## Problem description:
Produce an exact copy of all the data below, dropping every image.

Dataset records:
>>

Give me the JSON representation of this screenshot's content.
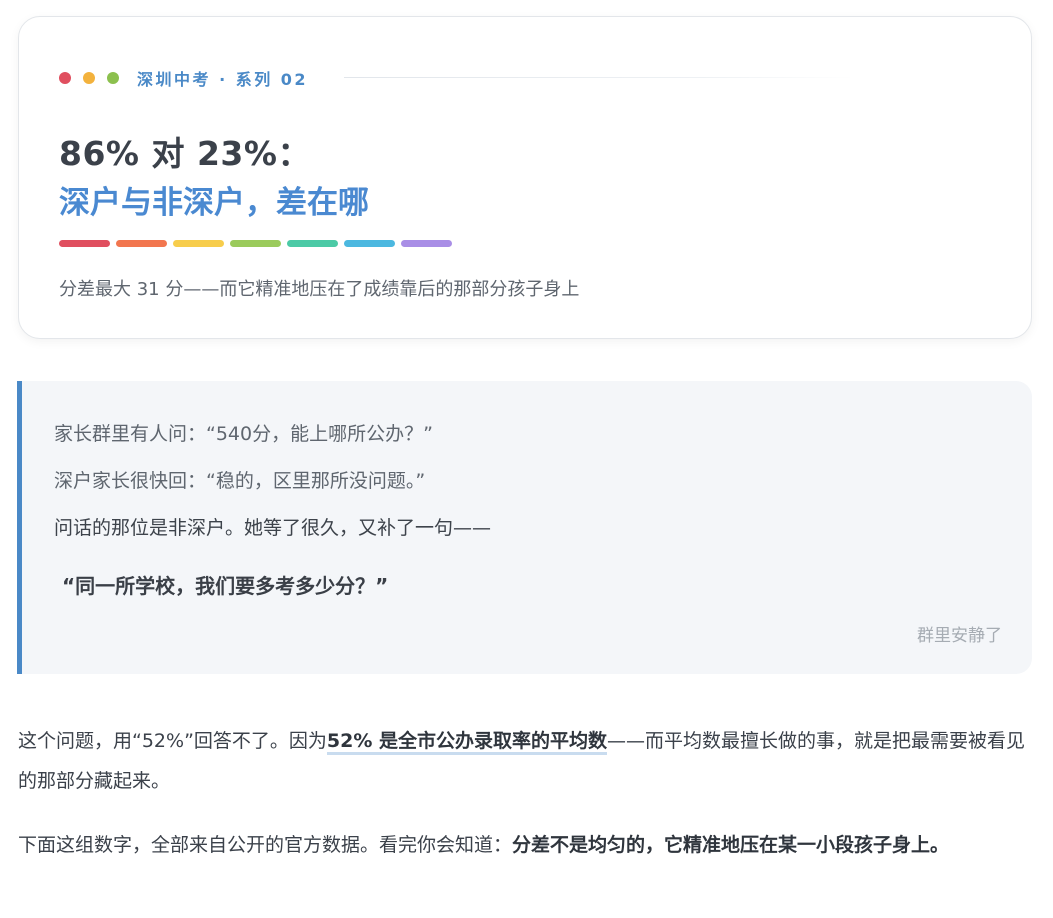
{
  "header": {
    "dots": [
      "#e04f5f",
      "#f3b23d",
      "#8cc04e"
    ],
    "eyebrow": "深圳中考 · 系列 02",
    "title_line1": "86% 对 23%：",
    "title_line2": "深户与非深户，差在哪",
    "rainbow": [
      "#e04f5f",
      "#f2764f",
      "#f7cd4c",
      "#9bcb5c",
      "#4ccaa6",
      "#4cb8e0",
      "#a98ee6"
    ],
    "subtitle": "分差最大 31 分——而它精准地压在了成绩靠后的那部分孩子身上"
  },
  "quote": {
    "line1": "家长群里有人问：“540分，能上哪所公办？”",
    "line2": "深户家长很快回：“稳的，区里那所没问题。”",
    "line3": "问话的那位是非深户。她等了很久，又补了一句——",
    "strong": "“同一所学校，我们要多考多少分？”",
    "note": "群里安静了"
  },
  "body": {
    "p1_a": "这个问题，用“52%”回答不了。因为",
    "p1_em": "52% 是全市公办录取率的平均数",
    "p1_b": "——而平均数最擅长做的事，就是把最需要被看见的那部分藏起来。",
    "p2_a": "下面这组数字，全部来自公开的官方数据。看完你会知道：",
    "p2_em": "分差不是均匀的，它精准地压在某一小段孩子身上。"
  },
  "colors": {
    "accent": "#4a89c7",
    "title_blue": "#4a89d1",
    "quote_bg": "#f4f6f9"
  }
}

<<

## Result:
Give me the JSON representation of this screenshot's content.
{
  "header": {
    "dots": [
      "#e04f5f",
      "#f3b23d",
      "#8cc04e"
    ],
    "eyebrow": "深圳中考 · 系列 02",
    "title_line1": "86% 对 23%：",
    "title_line2": "深户与非深户，差在哪",
    "rainbow": [
      "#e04f5f",
      "#f2764f",
      "#f7cd4c",
      "#9bcb5c",
      "#4ccaa6",
      "#4cb8e0",
      "#a98ee6"
    ],
    "subtitle": "分差最大 31 分——而它精准地压在了成绩靠后的那部分孩子身上"
  },
  "quote": {
    "line1": "家长群里有人问：“540分，能上哪所公办？”",
    "line2": "深户家长很快回：“稳的，区里那所没问题。”",
    "line3": "问话的那位是非深户。她等了很久，又补了一句——",
    "strong": "“同一所学校，我们要多考多少分？”",
    "note": "群里安静了"
  },
  "body": {
    "p1_a": "这个问题，用“52%”回答不了。因为",
    "p1_em": "52% 是全市公办录取率的平均数",
    "p1_b": "——而平均数最擅长做的事，就是把最需要被看见的那部分藏起来。",
    "p2_a": "下面这组数字，全部来自公开的官方数据。看完你会知道：",
    "p2_em": "分差不是均匀的，它精准地压在某一小段孩子身上。"
  },
  "colors": {
    "accent": "#4a89c7",
    "title_blue": "#4a89d1",
    "quote_bg": "#f4f6f9"
  }
}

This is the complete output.